Recorded data
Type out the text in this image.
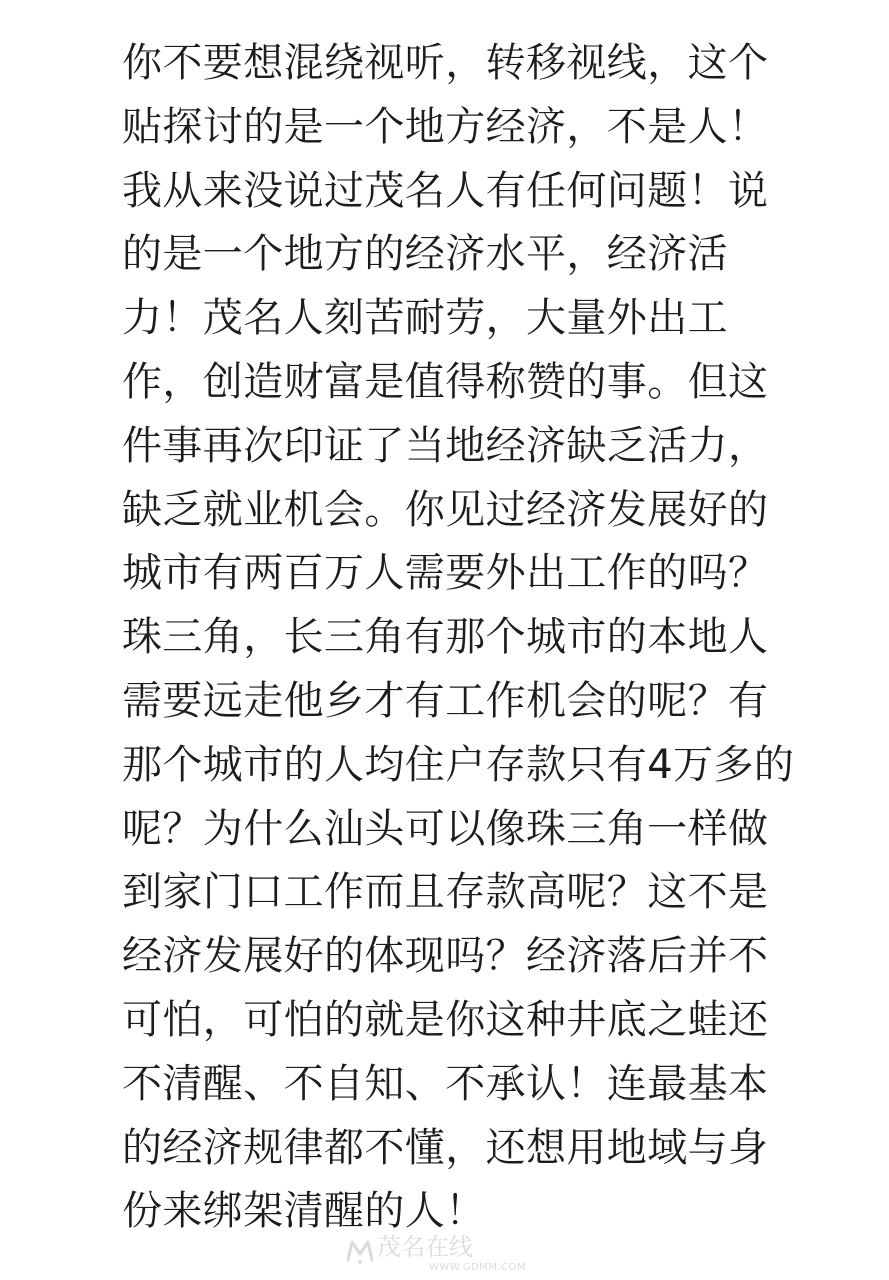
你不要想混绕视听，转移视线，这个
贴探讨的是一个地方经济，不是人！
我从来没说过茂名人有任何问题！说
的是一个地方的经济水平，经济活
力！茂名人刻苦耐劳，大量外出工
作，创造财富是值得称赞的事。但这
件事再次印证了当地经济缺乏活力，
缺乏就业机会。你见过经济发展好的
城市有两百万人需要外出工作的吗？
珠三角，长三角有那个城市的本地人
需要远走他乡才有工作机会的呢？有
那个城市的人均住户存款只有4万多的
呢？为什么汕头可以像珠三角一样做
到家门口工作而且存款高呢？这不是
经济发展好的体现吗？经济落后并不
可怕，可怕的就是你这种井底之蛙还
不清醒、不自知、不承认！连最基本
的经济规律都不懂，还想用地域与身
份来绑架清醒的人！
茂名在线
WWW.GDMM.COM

* * *

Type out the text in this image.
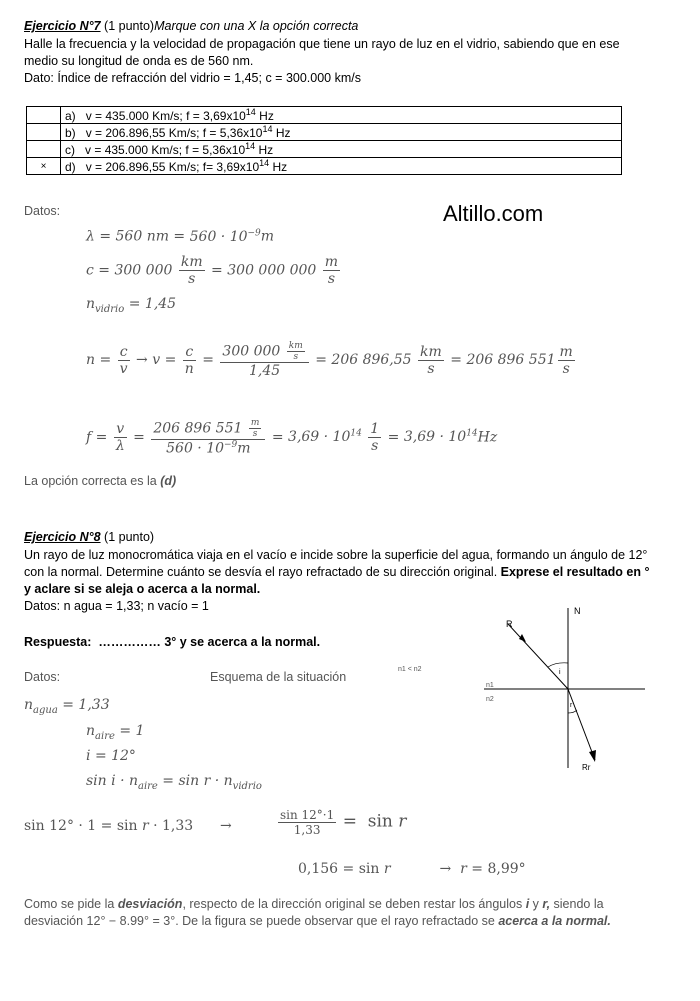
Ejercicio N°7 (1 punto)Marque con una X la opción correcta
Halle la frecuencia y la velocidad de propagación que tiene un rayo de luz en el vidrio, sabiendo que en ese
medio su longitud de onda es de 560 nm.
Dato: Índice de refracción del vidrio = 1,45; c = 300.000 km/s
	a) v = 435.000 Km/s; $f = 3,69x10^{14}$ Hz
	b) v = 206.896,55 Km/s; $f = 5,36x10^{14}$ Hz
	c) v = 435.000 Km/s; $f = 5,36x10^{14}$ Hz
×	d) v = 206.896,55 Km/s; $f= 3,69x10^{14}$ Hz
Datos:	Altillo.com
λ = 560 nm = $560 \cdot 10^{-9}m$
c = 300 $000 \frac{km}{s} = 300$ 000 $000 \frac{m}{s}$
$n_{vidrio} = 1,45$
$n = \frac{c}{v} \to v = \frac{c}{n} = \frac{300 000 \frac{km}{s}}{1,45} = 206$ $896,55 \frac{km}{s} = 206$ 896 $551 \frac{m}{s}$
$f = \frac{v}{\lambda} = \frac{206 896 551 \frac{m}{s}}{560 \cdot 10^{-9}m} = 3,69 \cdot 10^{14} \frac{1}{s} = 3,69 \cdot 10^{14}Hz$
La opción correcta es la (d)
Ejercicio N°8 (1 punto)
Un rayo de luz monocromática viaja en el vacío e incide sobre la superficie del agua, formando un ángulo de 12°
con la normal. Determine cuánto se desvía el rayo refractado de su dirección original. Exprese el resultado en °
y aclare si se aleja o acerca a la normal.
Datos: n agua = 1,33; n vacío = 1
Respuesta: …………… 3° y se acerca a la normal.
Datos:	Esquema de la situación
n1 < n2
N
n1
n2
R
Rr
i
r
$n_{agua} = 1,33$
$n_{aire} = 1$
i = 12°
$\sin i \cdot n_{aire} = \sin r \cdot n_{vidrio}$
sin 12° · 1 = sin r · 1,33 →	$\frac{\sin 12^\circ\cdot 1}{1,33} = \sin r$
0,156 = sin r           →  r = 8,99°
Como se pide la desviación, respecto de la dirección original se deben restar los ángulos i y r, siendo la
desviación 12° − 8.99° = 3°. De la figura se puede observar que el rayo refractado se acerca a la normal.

* * *

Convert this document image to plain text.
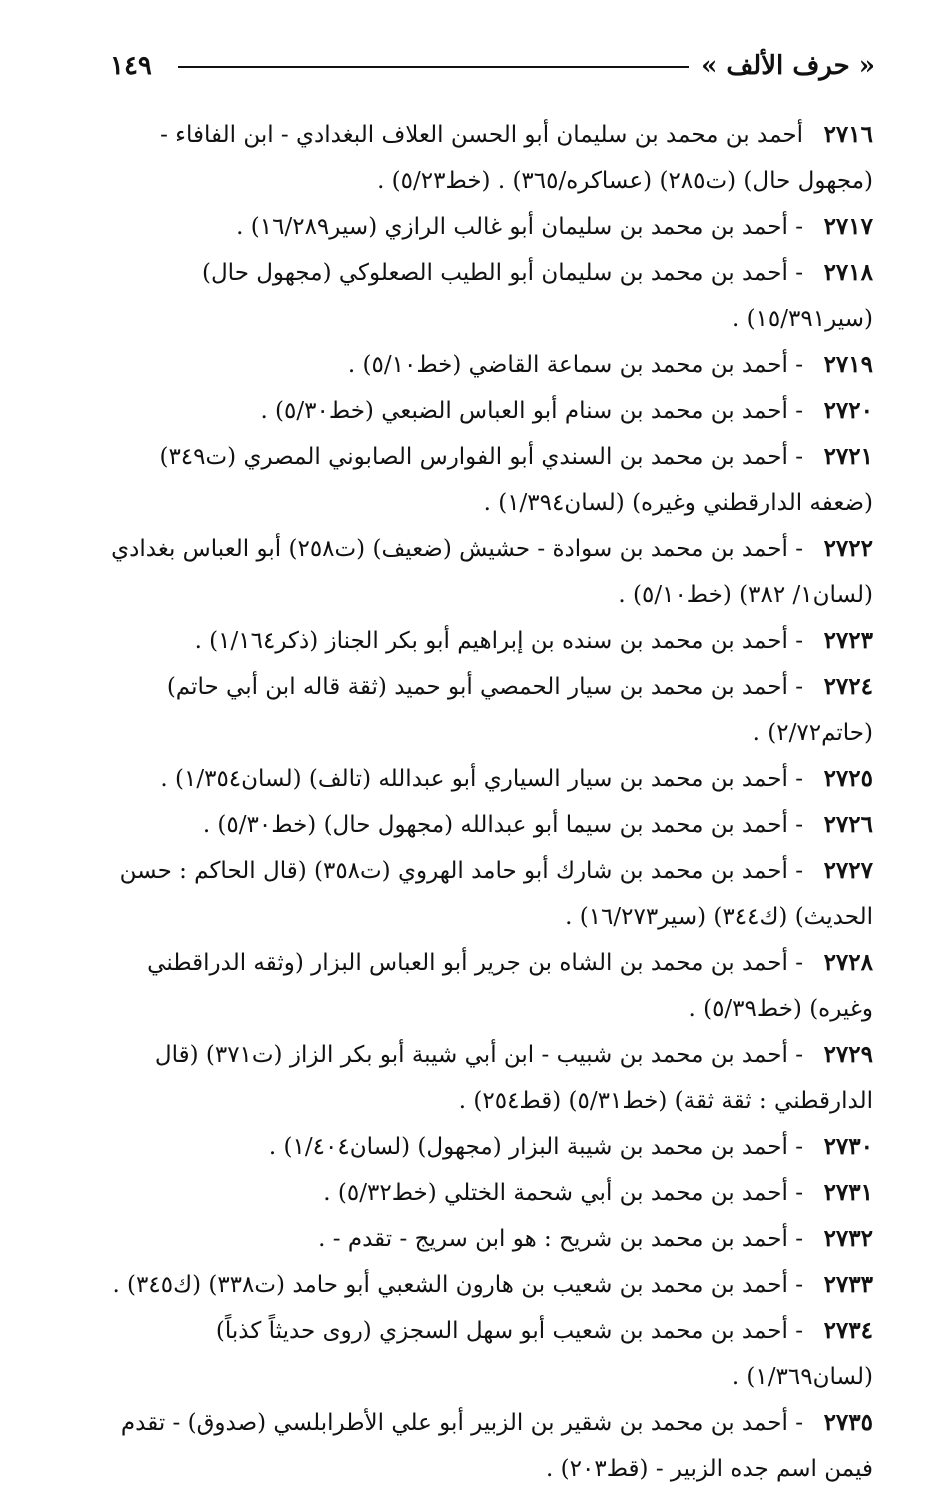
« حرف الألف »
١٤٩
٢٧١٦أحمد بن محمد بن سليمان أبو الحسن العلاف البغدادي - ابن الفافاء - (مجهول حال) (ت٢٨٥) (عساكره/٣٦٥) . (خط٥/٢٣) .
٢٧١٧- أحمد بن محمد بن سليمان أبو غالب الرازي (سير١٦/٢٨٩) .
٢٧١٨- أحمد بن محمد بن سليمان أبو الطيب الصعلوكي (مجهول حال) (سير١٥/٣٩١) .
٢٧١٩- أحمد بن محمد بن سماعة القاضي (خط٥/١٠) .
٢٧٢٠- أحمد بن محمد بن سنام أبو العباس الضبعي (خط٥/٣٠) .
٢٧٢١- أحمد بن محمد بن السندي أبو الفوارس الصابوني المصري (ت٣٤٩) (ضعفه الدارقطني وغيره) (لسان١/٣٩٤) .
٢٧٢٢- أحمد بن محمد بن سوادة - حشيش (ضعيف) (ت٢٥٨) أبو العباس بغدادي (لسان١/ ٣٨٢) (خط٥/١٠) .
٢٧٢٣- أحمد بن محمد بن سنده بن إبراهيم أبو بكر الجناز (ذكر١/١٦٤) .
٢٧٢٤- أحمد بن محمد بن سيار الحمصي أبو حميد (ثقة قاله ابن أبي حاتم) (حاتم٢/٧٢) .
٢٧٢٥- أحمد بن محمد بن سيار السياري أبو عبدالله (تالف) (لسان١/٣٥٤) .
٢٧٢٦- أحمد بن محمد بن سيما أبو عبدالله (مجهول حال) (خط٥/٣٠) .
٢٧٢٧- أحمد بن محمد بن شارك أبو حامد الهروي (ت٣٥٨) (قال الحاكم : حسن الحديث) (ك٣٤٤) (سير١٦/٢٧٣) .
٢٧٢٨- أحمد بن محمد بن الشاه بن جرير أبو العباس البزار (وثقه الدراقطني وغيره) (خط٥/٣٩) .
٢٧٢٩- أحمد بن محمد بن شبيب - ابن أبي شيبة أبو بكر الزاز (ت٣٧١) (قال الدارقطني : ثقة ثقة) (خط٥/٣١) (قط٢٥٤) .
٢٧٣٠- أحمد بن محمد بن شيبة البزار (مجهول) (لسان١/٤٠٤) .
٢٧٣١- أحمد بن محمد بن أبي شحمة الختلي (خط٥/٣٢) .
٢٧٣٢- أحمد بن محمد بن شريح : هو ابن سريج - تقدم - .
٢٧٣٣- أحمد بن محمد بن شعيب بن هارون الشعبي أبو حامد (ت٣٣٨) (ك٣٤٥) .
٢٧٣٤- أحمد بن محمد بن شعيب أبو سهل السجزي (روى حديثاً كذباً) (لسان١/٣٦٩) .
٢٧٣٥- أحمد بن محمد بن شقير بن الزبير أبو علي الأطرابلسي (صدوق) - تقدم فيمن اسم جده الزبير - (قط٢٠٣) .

What you need to do: Filter the records down to the lines that contain the string "حامد", and copy those lines.

Task response:
٢٧٢٧- أحمد بن محمد بن شارك أبو حامد الهروي (ت٣٥٨) (قال الحاكم : حسن الحديث) (ك٣٤٤) (سير١٦/٢٧٣) .
٢٧٣٣- أحمد بن محمد بن شعيب بن هارون الشعبي أبو حامد (ت٣٣٨) (ك٣٤٥) .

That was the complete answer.